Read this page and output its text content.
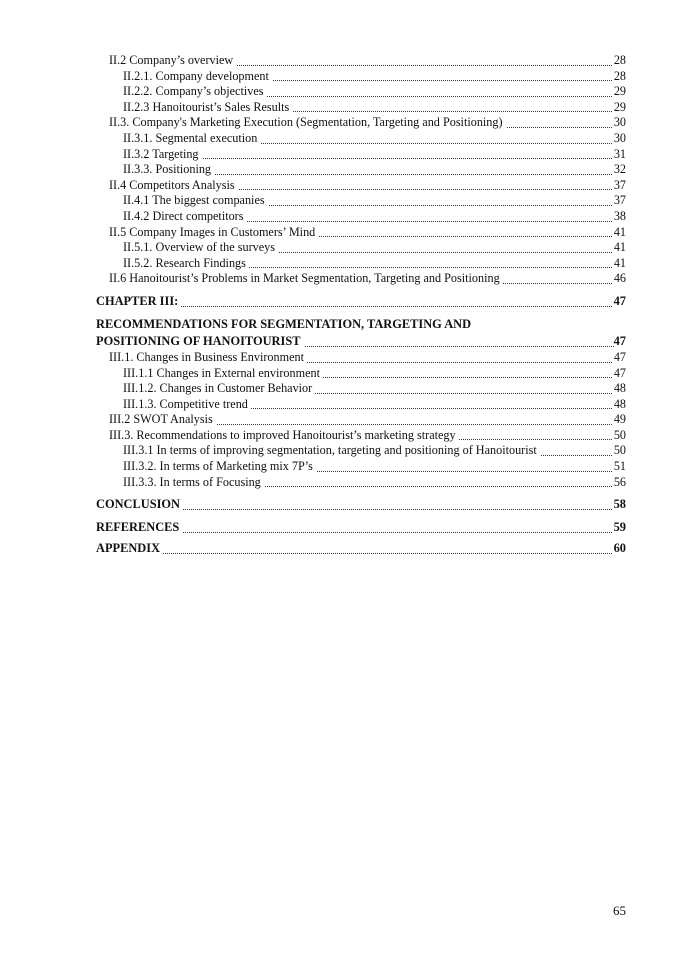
II.2 Company’s overview	28
II.2.1. Company development	28
II.2.2. Company’s objectives	29
II.2.3 Hanoitourist’s Sales Results	29
II.3. Company's Marketing Execution (Segmentation, Targeting and Positioning)	30
II.3.1. Segmental execution	30
II.3.2 Targeting	31
II.3.3. Positioning	32
II.4 Competitors Analysis	37
II.4.1 The biggest companies	37
II.4.2 Direct competitors	38
II.5 Company Images in Customers’ Mind	41
II.5.1. Overview of the surveys	41
II.5.2. Research Findings	41
II.6 Hanoitourist’s Problems in Market Segmentation, Targeting and Positioning	46
CHAPTER III:	47
RECOMMENDATIONS FOR SEGMENTATION, TARGETING AND
POSITIONING OF HANOITOURIST	47
III.1. Changes in Business Environment	47
III.1.1 Changes in External environment	47
III.1.2. Changes in Customer Behavior	48
III.1.3. Competitive trend	48
III.2 SWOT Analysis	49
III.3. Recommendations to improved Hanoitourist’s marketing strategy	50
III.3.1 In terms of improving segmentation, targeting and positioning of Hanoitourist	50
III.3.2. In terms of Marketing mix 7P’s	51
III.3.3. In terms of Focusing	56
CONCLUSION	58
REFERENCES	59
APPENDIX	60
65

——————

* [Given task] Write out every entry again word for word, without any of the pictures.

* [Written reply]
Read this page and output its text content.
II.2 Company’s overview	28
II.2.1. Company development	28
II.2.2. Company’s objectives	29
II.2.3 Hanoitourist’s Sales Results	29
II.3. Company's Marketing Execution (Segmentation, Targeting and Positioning)	30
II.3.1. Segmental execution	30
II.3.2 Targeting	31
II.3.3. Positioning	32
II.4 Competitors Analysis	37
II.4.1 The biggest companies	37
II.4.2 Direct competitors	38
II.5 Company Images in Customers’ Mind	41
II.5.1. Overview of the surveys	41
II.5.2. Research Findings	41
II.6 Hanoitourist’s Problems in Market Segmentation, Targeting and Positioning	46
CHAPTER III:	47
RECOMMENDATIONS FOR SEGMENTATION, TARGETING AND
POSITIONING OF HANOITOURIST	47
III.1. Changes in Business Environment	47
III.1.1 Changes in External environment	47
III.1.2. Changes in Customer Behavior	48
III.1.3. Competitive trend	48
III.2 SWOT Analysis	49
III.3. Recommendations to improved Hanoitourist’s marketing strategy	50
III.3.1 In terms of improving segmentation, targeting and positioning of Hanoitourist	50
III.3.2. In terms of Marketing mix 7P’s	51
III.3.3. In terms of Focusing	56
CONCLUSION	58
REFERENCES	59
APPENDIX	60
65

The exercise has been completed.